## begin DOCUMENT EXCERPT

Corey Hoffstein 51:39
I’ve had some fun over the last couple of months building out position based replication strategies of my own in the Managed futures space trying to estimate if markets move in a certain direction, how managed futures managers flows will change. And then I have been using the hosted holdings of your ETF to track live on average how I think the sock Jen, on average index positions did change over that period. And one of the very frustrating aspects of that exercise is, when you have an ETF like yours, you have this big chunk of a Cayman entity. And this I think, is totally out of Queensland at this point. But this is more maybe just fun structure education, I get people asking me about what these Cayman entities are, why are they in managed futures funds, I was hoping maybe you could just explain that for the record. So I’m
Andrew Beer 52:34
gonna put in big flashing red lights. I know this is a podcast, but I’m not a tax advisor, and not a tax lawyer etc. But basically ETFs can invest directly in commodities. Legally, the problem is that the tax characteristics of commodity futures contracts are different than the tax characteristics of, say, a Treasury 10 year Treasury futures contract. And most of the time, it probably doesn’t matter. But if you’re ever on the wrong side of it, it destroys the whole structure, basically. So nobody ever wants to take that risk. So instead, what you do is you take some of the money that’s sitting on the balance sheet, you basically create a new company offshore, a Cayman fund, that is 100%, owned by the ETF and you put some money down into it. And so for, in our case, golden oil are traded down in the Cayman sub. One of the things that’s slightly irritating about it is that the gains that are made in those contracts when they come back up into the ETF come back at a disadvantageous tax rate. So the trade off would be you can do it without investing in commodities. And you wouldn’t have to have the Cayman sub. But I think we and other people think that it’s worth the trade off, even though it’s a little bit more operationally complex. The last
Corey Hoffstein 53:53
question I’m asking everyone this season is to reflect back on their career and think about what was the luckiest break over your career?
Andrew Beer 54:03
Oh, that’s a good question. I guess I would say, probably getting interviewed by Seth Klarman, learning about the hedge fund industry. It was an area that I knew nothing about. I think even when I left bow post, I still didn’t really understand the industry. But I love what I do. It sent me down this path of working with incredibly smart people, always having new things to focus on every year, and having new opportunities. And I’ve been very lucky having my own firms for much of the past 25 years. And it’s given me an enormous flexibility in terms of where I work and how I work. And I don’t think I would have had that if I had gone into a more traditional area like private equity.
Corey Hoffstein 54:44
Well, Andrew, this has really been phenomenal. Thank you for joining me.

## end DOCUMENT EXCERPT
## begin GIVEN INFORMATION

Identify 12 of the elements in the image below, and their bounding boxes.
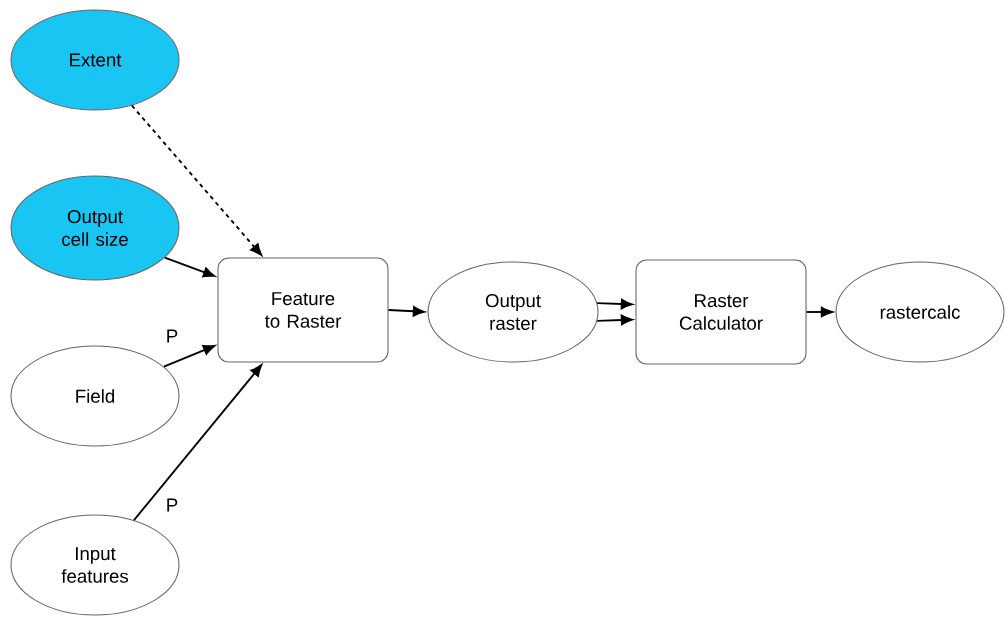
arrow (133, 364, 263, 522)
edge-label: P (164, 328, 180, 344)
tool-box: Feature to Raster (217, 257, 389, 363)
arrow (130, 104, 263, 256)
arrow (596, 314, 633, 326)
arrow (163, 344, 216, 368)
arrow (163, 256, 216, 278)
arrow (596, 298, 633, 310)
tool-box: Raster Calculator (635, 259, 807, 365)
arrow (387, 306, 425, 317)
edge-label: P (164, 497, 180, 513)
arrow (805, 306, 833, 318)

## end GIVEN INFORMATION

◆ **EXERCISE AIM**:
According to the podcast transcript, what portion of the offshore Cayman fund does the ETF own? The entries come from a separate source.

◆ **ANSWER TO THE TASK**:
The ETF owns 100% of it.